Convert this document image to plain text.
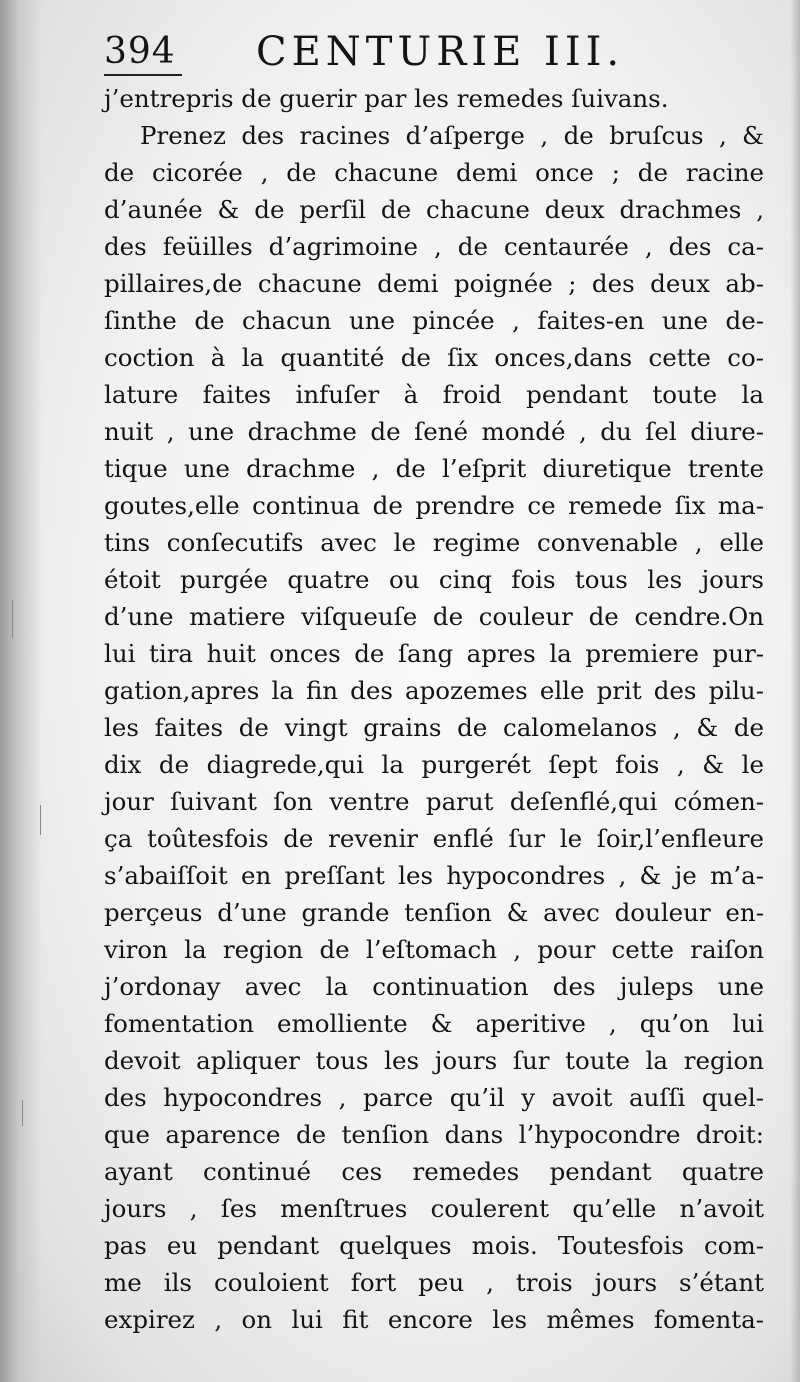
394 CENTURIE III.
j’entrepris de guerir par les remedes ſuivans.
Prenez des racines d’aſperge , de bruſcus , &
de cicorée , de chacune demi once ; de racine
d’aunée & de perſil de chacune deux drachmes ,
des feüilles d’agrimoine , de centaurée , des ca-
pillaires,de chacune demi poignée ; des deux ab-
ſinthe de chacun une pincée , faites-en une de-
coction à la quantité de ſix onces,dans cette co-
lature faites infuſer à froid pendant toute la
nuit , une drachme de ſené mondé , du ſel diure-
tique une drachme , de l’eſprit diuretique trente
goutes,elle continua de prendre ce remede ſix ma-
tins conſecutifs avec le regime convenable , elle
étoit purgée quatre ou cinq fois tous les jours
d’une matiere viſqueuſe de couleur de cendre.On
lui tira huit onces de ſang apres la premiere pur-
gation,apres la fin des apozemes elle prit des pilu-
les faites de vingt grains de calomelanos , & de
dix de diagrede,qui la purgerét ſept fois , & le
jour ſuivant ſon ventre parut deſenflé,qui cómen-
ça toûtesfois de revenir enflé ſur le ſoir,l’enfleure
s’abaiſſoit en preſſant les hypocondres , & je m’a-
perçeus d’une grande tenſion & avec douleur en-
viron la region de l’eſtomach , pour cette raiſon
j’ordonay avec la continuation des juleps une
fomentation emolliente & aperitive , qu’on lui
devoit apliquer tous les jours ſur toute la region
des hypocondres , parce qu’il y avoit auſſi quel-
que aparence de tenſion dans l’hypocondre droit:
ayant continué ces remedes pendant quatre
jours , ſes menſtrues coulerent qu’elle n’avoit
pas eu pendant quelques mois. Toutesfois com-
me ils couloient fort peu , trois jours s’étant
expirez , on lui fit encore les mêmes fomenta-
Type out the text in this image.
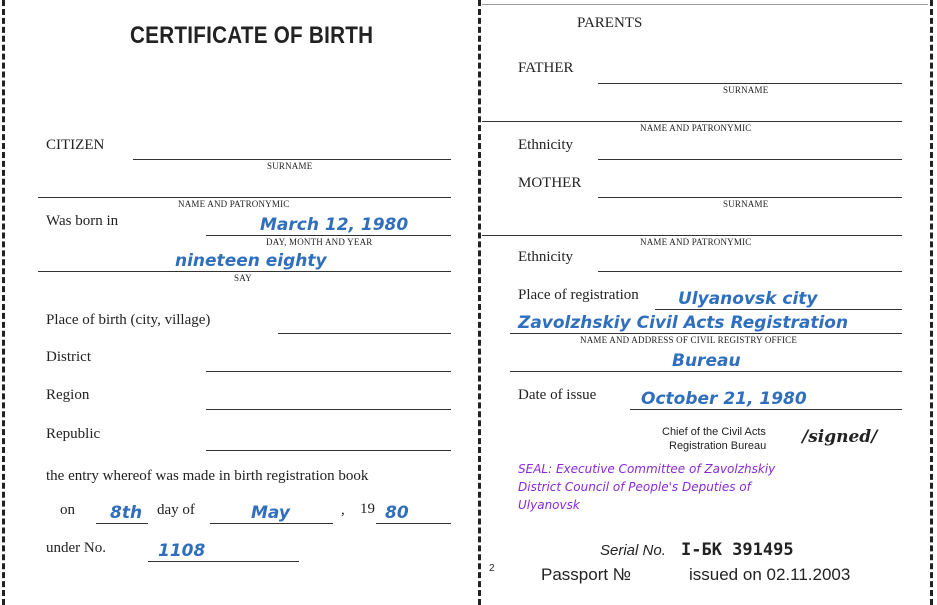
CERTIFICATE OF BIRTH
CITIZEN
SURNAME
NAME AND PATRONYMIC
Was born in	March 12, 1980
DAY, MONTH AND YEAR
nineteen eighty
SAY
Place of birth (city, village)
District
Region
Republic
the entry whereof was made in birth registration book
on 8th day of	May	, 19 80
under No.	1108
PARENTS
FATHER
SURNAME
NAME AND PATRONYMIC
Ethnicity
MOTHER
SURNAME
NAME AND PATRONYMIC
Ethnicity
Place of registration Ulyanovsk city
Zavolzhskiy Civil Acts Registration
NAME AND ADDRESS OF CIVIL REGISTRY OFFICE
Bureau
Date of issue	October 21, 1980
Chief of the Civil Acts
Registration Bureau /signed/
SEAL: Executive Committee of Zavolzhskiy
District Council of People's Deputies of
Ulyanovsk
Serial No. I-БК 391495
2	Passport №	issued on 02.11.2003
===============
### THE REQUEST
Find all the lines containing "quatre" in the material, then copy them.

### WORKED ANSWER
étoit purgée quatre ou cinq fois tous les jours
ayant continué ces remedes pendant quatre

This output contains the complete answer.